What this task involves
Copy everything from the start of the records down to the line containing "legend-label-cash: Cash And", renaming "tooltip" to "hover-card" and leaving all else unchanged.

Materials provided
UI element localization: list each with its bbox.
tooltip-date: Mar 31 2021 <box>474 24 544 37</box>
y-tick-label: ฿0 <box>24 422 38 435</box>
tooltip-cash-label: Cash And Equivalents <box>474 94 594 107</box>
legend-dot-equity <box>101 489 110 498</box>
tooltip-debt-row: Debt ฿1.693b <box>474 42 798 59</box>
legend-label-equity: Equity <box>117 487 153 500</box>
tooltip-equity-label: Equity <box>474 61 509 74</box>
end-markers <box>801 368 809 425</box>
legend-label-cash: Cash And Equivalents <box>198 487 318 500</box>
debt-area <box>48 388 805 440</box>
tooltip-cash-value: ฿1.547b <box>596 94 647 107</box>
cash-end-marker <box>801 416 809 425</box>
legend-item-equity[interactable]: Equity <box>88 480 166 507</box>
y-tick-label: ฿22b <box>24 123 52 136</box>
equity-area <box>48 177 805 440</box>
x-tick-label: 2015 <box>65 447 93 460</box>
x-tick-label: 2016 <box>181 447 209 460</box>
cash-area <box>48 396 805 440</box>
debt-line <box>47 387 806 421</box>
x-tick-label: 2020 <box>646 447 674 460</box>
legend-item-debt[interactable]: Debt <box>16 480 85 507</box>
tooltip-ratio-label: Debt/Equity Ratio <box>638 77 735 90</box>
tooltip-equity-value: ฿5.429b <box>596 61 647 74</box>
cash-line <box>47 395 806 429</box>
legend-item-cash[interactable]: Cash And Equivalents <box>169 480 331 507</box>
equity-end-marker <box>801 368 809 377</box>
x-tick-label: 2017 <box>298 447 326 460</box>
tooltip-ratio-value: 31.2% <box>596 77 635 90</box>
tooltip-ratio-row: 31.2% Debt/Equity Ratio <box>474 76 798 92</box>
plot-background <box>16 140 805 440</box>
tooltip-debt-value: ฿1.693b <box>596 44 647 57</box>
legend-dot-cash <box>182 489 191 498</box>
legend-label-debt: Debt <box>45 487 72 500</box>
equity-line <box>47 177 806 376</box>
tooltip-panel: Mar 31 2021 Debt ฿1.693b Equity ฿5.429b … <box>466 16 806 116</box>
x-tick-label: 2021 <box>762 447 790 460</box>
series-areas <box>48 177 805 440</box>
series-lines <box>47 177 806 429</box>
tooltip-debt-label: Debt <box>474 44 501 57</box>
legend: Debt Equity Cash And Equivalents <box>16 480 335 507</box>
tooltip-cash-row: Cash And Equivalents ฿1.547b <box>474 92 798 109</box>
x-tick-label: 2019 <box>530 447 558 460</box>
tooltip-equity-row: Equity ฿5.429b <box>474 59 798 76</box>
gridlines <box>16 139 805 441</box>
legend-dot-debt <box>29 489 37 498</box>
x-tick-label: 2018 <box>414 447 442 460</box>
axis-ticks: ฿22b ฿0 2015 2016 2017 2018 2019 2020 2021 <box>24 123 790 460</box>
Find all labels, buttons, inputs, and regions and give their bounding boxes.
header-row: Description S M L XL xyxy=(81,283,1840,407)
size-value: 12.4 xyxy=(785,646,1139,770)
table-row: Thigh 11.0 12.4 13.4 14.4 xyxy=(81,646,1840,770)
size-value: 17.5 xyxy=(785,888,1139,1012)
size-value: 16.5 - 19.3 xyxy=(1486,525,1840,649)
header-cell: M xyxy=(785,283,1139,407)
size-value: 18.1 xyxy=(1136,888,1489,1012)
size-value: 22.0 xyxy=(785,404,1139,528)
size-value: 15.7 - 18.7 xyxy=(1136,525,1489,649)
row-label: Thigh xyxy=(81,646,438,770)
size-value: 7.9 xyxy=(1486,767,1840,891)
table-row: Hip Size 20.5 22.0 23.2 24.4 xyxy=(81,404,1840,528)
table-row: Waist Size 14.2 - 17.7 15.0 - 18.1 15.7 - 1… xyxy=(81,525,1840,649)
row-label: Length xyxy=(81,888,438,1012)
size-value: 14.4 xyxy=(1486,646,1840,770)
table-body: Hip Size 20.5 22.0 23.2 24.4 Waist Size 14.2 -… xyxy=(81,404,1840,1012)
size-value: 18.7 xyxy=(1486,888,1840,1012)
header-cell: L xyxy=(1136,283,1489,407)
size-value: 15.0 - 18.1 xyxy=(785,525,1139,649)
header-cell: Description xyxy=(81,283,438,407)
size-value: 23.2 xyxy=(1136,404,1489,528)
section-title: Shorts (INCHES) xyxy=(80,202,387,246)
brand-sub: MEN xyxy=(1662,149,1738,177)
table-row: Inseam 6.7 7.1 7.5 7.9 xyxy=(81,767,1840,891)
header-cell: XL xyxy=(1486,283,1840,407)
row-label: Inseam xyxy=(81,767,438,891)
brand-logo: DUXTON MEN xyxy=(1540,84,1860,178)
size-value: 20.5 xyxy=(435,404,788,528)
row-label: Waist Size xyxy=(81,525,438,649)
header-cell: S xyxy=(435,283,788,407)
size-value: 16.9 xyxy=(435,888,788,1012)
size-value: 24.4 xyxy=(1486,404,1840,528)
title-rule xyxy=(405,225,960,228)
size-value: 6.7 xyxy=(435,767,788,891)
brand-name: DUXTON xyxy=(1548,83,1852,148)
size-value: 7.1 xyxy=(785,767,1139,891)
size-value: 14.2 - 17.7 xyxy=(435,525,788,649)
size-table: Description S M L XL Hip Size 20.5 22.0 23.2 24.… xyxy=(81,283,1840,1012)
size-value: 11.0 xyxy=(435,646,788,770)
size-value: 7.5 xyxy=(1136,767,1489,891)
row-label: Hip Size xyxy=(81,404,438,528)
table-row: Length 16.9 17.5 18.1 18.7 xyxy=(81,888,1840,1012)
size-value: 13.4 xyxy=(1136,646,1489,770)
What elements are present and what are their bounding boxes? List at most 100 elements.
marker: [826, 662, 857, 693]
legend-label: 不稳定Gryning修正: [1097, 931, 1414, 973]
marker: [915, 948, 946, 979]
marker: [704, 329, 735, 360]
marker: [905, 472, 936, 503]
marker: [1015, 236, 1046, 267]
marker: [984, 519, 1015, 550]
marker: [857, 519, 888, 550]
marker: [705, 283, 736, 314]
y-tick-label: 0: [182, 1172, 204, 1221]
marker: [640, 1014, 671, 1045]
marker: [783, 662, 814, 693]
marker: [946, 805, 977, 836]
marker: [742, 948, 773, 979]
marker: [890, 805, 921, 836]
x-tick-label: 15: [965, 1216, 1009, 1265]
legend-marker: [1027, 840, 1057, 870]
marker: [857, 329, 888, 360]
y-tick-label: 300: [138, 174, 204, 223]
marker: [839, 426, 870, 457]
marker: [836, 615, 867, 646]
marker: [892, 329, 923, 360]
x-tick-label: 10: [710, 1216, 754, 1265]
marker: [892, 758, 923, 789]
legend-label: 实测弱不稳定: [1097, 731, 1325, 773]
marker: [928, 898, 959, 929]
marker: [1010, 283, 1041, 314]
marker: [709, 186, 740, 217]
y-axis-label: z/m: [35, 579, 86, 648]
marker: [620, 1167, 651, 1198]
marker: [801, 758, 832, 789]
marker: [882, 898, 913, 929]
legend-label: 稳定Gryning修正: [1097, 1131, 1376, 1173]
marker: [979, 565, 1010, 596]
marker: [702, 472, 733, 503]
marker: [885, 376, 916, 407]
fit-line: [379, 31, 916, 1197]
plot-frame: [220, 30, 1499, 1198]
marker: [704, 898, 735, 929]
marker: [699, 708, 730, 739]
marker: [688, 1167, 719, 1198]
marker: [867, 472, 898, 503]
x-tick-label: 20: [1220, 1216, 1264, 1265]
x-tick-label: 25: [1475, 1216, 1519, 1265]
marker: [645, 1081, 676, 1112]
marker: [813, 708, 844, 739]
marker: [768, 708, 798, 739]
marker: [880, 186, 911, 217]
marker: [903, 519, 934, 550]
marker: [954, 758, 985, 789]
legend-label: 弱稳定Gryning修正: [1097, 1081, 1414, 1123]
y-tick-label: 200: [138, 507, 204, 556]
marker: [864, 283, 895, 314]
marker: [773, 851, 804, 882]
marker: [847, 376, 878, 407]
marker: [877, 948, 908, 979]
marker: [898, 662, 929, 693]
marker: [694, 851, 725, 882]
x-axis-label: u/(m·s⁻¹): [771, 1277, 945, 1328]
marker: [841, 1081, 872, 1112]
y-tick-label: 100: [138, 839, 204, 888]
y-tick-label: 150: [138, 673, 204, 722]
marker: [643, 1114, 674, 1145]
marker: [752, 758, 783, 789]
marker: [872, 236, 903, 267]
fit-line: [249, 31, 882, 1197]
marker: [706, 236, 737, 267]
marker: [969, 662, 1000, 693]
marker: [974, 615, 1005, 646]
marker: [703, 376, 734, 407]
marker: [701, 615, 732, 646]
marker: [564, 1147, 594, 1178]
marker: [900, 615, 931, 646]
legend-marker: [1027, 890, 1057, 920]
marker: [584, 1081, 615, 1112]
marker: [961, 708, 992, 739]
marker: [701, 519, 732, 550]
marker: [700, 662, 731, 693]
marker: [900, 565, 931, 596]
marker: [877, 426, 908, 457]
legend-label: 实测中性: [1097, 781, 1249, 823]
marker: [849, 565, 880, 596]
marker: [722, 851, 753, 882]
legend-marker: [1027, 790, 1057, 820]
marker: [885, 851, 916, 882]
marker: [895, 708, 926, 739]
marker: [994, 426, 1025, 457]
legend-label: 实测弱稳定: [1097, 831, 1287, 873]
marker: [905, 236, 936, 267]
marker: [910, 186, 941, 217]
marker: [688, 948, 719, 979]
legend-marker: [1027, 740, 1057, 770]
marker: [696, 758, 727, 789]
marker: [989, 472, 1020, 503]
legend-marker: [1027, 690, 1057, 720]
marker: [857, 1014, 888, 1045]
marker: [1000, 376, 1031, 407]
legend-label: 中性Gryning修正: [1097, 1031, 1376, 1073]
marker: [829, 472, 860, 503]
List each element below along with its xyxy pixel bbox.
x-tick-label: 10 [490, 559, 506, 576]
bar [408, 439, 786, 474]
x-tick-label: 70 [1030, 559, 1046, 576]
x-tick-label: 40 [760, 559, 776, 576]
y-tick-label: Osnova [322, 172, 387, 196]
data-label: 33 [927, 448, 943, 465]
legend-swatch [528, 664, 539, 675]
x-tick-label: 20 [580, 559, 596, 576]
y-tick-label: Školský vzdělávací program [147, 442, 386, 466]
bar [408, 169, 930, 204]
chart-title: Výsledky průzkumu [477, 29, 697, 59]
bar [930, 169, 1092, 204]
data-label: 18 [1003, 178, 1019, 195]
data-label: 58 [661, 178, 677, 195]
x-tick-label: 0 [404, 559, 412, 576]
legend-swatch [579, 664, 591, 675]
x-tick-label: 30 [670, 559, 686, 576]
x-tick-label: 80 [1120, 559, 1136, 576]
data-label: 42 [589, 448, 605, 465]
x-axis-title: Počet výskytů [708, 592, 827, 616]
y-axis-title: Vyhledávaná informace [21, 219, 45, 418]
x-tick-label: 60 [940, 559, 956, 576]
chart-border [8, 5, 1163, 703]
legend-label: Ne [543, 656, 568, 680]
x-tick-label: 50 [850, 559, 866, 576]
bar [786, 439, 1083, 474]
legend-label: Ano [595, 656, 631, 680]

Result of this task
UI element localization: list each with its bbox.
hover-card-date: Mar 31 2021 <box>474 24 544 37</box>
y-tick-label: ฿0 <box>24 422 38 435</box>
hover-card-cash-label: Cash And Equivalents <box>474 94 594 107</box>
legend-dot-equity <box>101 489 110 498</box>
hover-card-debt-row: Debt ฿1.693b <box>474 42 798 59</box>
legend-label-equity: Equity <box>117 487 153 500</box>
hover-card-equity-label: Equity <box>474 61 509 74</box>
end-markers <box>801 368 809 425</box>
legend-label-cash: Cash And Equivalents <box>198 487 318 500</box>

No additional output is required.